Required task - Rewrite the data below, swapping every "chart-title" for "panel-title" and leaving everything else as it is.
#####
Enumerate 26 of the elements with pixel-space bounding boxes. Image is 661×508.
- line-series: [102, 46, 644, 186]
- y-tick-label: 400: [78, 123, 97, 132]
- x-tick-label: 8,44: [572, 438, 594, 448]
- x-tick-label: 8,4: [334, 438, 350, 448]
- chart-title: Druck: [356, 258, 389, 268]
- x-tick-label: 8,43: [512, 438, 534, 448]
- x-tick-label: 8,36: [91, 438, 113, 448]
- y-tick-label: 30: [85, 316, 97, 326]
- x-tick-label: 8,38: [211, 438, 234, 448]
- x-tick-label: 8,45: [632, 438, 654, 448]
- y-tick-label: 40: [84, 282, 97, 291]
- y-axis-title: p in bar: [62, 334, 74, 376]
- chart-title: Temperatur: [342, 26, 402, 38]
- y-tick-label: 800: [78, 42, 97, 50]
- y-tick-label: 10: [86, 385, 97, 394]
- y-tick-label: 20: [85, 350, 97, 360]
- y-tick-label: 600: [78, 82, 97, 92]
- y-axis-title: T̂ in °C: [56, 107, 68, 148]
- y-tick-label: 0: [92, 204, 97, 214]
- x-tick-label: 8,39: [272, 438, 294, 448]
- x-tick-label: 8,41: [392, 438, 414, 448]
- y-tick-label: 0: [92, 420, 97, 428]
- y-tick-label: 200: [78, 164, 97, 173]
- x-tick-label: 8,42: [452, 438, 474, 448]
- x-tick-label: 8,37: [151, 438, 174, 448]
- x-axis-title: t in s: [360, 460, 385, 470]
#####
Reply -
Enumerate 26 of the elements with pixel-space bounding boxes. Image is 661×508.
- line-series: [102, 46, 644, 186]
- y-tick-label: 400: [78, 123, 97, 132]
- x-tick-label: 8,44: [572, 438, 594, 448]
- x-tick-label: 8,4: [334, 438, 350, 448]
- panel-title: Druck: [356, 258, 389, 268]
- x-tick-label: 8,43: [512, 438, 534, 448]
- x-tick-label: 8,36: [91, 438, 113, 448]
- y-tick-label: 30: [85, 316, 97, 326]
- x-tick-label: 8,38: [211, 438, 234, 448]
- x-tick-label: 8,45: [632, 438, 654, 448]
- y-tick-label: 40: [84, 282, 97, 291]
- y-axis-title: p in bar: [62, 334, 74, 376]
- panel-title: Temperatur: [342, 26, 402, 38]
- y-tick-label: 800: [78, 42, 97, 50]
- y-tick-label: 10: [86, 385, 97, 394]
- y-tick-label: 20: [85, 350, 97, 360]
- y-tick-label: 600: [78, 82, 97, 92]
- y-axis-title: T̂ in °C: [56, 107, 68, 148]
- y-tick-label: 0: [92, 204, 97, 214]
- x-tick-label: 8,39: [272, 438, 294, 448]
- x-tick-label: 8,41: [392, 438, 414, 448]
- y-tick-label: 0: [92, 420, 97, 428]
- y-tick-label: 200: [78, 164, 97, 173]
- x-tick-label: 8,42: [452, 438, 474, 448]
- x-tick-label: 8,37: [151, 438, 174, 448]
- x-axis-title: t in s: [360, 460, 385, 470]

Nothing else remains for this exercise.